→ What you are asked to do:
Rewrite the items as a numbered list, starting at the beginning and ending at the line that contains "asset-name: jmx_prometheus_javaagent-1.1.0.jar.asc —", with both ends included and blank lines omitted.

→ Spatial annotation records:
============================================================

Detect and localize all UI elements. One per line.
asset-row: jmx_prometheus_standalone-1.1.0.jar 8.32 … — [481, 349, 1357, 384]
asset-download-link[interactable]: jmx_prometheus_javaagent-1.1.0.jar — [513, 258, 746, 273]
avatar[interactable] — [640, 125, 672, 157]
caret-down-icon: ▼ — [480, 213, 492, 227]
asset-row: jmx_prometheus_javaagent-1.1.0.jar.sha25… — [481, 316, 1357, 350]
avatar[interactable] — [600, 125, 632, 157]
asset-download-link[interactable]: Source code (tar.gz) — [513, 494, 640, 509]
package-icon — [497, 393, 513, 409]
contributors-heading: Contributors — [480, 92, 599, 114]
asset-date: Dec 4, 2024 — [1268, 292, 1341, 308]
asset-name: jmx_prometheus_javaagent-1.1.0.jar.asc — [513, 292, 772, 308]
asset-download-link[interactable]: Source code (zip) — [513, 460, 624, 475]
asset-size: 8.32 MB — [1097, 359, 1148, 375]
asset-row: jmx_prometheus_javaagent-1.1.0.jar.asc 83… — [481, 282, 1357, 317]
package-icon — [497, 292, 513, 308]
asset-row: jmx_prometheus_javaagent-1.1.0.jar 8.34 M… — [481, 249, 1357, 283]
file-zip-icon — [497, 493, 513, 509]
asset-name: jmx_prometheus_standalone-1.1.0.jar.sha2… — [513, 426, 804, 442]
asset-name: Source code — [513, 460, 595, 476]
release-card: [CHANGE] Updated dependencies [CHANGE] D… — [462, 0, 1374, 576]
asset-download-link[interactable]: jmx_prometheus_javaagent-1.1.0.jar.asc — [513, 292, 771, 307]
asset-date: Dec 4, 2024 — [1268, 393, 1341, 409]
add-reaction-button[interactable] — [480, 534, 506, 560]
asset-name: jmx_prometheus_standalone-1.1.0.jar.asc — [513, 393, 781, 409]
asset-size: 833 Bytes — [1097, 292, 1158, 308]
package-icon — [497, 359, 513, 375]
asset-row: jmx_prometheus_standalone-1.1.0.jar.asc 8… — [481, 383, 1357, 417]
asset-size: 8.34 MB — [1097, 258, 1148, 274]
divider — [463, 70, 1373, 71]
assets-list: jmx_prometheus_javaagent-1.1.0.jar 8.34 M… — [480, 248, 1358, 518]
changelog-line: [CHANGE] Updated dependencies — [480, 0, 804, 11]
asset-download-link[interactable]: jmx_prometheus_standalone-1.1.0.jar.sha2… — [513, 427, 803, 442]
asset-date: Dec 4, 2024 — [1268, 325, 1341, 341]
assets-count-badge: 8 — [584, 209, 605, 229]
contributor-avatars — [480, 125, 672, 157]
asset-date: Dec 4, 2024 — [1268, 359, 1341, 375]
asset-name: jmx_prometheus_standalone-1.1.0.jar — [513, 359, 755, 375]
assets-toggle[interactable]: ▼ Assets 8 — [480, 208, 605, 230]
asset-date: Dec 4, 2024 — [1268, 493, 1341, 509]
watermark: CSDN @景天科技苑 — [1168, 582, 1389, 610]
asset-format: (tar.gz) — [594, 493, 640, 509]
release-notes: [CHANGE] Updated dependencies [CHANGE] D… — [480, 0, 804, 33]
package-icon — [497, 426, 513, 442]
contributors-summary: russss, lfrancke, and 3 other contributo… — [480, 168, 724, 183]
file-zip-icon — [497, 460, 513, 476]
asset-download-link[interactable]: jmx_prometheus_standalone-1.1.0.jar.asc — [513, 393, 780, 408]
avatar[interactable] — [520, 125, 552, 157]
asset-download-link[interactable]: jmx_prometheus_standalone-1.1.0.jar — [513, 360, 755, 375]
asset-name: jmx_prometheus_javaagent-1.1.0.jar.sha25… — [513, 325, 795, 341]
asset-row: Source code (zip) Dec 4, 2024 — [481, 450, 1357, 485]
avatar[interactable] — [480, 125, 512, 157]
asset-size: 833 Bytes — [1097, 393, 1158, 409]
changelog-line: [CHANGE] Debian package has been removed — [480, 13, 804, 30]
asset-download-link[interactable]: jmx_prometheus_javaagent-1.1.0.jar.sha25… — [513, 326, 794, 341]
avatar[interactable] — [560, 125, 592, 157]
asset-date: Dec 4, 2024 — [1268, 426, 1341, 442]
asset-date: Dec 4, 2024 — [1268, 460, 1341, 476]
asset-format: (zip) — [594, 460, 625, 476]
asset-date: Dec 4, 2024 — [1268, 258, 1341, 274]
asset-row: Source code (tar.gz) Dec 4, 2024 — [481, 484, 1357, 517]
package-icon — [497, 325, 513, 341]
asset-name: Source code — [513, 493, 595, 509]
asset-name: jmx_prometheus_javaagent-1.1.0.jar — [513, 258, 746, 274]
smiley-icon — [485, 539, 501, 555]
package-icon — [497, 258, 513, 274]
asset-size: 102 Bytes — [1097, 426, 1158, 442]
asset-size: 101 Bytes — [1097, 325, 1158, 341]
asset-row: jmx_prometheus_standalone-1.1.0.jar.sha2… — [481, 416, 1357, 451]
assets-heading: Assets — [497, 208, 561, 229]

============================================================

→ Solution:
1. Detect and localize all UI elements. One per line.
2. asset-row: jmx_prometheus_standalone-1.1.0.jar 8.32 … — [481, 349, 1357, 384]
3. asset-download-link[interactable]: jmx_prometheus_javaagent-1.1.0.jar — [513, 258, 746, 273]
4. avatar[interactable] — [640, 125, 672, 157]
5. caret-down-icon: ▼ — [480, 213, 492, 227]
6. asset-row: jmx_prometheus_javaagent-1.1.0.jar.sha25… — [481, 316, 1357, 350]
7. avatar[interactable] — [600, 125, 632, 157]
8. asset-download-link[interactable]: Source code (tar.gz) — [513, 494, 640, 509]
9. package-icon — [497, 393, 513, 409]
10. contributors-heading: Contributors — [480, 92, 599, 114]
11. asset-date: Dec 4, 2024 — [1268, 292, 1341, 308]
12. asset-name: jmx_prometheus_javaagent-1.1.0.jar.asc — [513, 292, 772, 308]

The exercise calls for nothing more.